>> START Dataset extract

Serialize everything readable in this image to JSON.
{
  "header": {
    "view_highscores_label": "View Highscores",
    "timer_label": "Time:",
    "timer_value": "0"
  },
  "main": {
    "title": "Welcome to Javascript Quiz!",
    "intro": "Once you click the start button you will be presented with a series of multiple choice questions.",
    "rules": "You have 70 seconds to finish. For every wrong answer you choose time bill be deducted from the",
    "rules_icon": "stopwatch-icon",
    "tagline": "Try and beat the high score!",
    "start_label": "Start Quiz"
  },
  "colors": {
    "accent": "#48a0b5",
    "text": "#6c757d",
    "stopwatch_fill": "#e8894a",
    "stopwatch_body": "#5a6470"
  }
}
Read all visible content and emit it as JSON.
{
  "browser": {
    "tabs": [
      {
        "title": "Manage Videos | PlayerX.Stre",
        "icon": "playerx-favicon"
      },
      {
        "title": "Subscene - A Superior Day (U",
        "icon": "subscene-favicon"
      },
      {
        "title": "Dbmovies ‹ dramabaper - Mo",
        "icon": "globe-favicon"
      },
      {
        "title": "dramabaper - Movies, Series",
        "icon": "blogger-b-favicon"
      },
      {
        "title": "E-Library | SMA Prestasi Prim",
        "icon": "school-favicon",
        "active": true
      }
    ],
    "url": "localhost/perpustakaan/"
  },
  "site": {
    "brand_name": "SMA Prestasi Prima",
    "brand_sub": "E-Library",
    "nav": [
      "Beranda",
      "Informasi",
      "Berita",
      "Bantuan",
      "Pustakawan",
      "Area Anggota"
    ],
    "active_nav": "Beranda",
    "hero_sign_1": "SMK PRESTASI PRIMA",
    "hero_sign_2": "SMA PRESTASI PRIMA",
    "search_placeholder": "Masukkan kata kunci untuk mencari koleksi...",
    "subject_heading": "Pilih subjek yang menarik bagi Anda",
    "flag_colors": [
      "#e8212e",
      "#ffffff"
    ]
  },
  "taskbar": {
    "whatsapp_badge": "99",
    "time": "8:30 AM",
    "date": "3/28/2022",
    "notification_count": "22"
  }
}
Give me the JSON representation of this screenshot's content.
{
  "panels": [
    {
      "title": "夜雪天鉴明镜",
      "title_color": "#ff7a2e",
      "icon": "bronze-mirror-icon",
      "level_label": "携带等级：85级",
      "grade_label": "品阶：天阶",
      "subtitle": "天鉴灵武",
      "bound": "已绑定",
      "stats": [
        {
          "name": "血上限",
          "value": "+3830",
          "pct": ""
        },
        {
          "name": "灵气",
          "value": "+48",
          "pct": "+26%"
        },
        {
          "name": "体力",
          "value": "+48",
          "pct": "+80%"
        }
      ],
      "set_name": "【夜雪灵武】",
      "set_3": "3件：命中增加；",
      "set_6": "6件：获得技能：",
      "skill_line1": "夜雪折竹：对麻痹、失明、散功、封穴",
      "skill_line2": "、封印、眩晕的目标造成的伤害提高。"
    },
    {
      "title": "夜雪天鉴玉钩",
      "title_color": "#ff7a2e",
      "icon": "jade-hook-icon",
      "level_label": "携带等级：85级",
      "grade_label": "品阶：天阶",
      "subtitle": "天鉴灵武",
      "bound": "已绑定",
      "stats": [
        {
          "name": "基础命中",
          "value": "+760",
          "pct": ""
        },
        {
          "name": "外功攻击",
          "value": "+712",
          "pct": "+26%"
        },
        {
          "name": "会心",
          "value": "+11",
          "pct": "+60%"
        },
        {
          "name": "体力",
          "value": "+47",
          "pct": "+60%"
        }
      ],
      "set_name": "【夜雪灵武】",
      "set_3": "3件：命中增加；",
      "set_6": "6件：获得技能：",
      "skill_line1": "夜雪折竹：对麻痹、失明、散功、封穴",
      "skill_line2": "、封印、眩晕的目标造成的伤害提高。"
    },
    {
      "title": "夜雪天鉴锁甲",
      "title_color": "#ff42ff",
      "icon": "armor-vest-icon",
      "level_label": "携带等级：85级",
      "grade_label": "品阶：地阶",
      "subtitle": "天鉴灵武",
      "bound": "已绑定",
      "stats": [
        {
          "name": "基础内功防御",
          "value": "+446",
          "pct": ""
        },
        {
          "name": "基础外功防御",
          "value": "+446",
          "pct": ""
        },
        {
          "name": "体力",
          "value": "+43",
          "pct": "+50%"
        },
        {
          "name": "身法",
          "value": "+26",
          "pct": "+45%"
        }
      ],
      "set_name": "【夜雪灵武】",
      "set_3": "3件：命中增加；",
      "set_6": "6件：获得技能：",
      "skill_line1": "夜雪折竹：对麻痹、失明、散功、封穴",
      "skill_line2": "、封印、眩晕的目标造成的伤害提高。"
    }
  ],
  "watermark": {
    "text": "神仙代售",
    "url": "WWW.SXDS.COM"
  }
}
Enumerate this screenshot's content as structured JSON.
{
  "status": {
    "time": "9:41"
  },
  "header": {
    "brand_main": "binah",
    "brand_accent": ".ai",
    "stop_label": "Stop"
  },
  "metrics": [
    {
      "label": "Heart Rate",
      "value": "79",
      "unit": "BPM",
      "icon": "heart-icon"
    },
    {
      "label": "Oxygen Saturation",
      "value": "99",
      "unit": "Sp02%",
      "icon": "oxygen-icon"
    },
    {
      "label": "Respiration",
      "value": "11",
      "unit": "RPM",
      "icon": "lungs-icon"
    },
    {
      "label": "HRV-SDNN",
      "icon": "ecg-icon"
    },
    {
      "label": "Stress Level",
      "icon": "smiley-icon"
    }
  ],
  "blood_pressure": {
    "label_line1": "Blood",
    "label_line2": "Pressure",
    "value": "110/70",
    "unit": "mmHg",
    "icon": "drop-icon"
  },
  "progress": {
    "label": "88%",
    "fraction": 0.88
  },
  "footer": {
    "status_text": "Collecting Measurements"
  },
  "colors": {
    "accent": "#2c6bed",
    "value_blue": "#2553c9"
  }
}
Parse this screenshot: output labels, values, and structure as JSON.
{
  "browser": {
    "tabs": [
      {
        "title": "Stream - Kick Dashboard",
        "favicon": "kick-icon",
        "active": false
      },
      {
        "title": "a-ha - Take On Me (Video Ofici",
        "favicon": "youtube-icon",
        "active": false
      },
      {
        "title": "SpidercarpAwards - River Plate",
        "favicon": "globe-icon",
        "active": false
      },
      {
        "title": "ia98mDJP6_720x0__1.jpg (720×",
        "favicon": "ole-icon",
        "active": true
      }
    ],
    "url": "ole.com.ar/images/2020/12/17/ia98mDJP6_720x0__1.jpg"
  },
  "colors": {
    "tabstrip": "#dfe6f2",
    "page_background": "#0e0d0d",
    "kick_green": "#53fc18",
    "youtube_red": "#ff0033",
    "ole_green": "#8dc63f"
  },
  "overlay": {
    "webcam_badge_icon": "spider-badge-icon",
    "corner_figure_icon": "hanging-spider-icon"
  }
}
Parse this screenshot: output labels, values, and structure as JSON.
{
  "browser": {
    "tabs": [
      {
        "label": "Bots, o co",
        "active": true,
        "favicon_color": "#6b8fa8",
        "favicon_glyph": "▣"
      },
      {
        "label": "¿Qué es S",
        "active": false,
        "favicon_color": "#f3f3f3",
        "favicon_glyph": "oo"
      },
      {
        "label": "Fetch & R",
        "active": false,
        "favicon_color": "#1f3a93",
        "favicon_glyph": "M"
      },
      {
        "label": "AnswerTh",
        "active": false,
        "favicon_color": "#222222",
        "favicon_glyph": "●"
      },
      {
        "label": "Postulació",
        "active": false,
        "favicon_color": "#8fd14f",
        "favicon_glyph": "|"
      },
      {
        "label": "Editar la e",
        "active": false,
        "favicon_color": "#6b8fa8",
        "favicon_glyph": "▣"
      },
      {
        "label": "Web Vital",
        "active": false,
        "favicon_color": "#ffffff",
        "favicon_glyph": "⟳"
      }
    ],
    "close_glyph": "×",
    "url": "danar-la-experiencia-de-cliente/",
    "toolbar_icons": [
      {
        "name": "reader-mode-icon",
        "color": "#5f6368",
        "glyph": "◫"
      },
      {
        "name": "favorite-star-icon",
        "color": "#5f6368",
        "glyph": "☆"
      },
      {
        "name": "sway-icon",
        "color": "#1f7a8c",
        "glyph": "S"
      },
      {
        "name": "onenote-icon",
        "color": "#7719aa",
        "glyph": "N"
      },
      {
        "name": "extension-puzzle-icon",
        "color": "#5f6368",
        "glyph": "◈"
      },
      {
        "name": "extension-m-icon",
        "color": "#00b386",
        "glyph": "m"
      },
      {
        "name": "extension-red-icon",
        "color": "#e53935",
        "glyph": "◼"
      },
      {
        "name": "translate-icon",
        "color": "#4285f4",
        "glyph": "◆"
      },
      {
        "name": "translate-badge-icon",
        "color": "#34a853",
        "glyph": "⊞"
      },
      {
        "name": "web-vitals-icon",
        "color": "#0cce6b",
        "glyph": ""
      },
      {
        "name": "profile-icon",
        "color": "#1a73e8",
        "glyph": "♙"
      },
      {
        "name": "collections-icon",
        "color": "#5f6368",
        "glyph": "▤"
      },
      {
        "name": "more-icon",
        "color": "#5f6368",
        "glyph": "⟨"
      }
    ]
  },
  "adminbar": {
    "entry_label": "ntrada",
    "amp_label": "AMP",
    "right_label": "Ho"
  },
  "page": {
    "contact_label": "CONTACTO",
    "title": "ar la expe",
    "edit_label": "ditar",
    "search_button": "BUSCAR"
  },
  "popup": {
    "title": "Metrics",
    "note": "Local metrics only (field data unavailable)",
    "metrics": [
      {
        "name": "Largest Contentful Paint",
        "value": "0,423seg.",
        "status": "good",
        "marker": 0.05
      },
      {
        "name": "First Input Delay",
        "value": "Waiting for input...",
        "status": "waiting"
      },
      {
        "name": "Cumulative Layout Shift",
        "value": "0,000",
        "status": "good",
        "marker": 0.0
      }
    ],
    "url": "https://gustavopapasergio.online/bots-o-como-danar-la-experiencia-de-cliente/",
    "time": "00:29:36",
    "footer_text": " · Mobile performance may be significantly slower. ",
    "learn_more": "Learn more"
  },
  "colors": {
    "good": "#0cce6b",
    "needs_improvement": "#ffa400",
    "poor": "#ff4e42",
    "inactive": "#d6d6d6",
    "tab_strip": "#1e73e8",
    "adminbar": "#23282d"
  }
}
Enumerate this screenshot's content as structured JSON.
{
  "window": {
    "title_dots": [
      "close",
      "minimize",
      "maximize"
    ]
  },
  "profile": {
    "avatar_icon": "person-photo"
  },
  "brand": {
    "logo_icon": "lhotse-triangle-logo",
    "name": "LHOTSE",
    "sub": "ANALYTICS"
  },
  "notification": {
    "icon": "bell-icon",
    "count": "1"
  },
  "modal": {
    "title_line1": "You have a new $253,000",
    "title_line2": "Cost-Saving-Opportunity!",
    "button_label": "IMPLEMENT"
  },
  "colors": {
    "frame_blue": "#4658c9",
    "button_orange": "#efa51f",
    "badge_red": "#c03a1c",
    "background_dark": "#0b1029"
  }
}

>> END Dataset extract

• [Exercise description]: Show each line of the data that contains the string "globe".

• [Response]:
        "icon": "globe-favicon"
        "favicon": "globe-icon",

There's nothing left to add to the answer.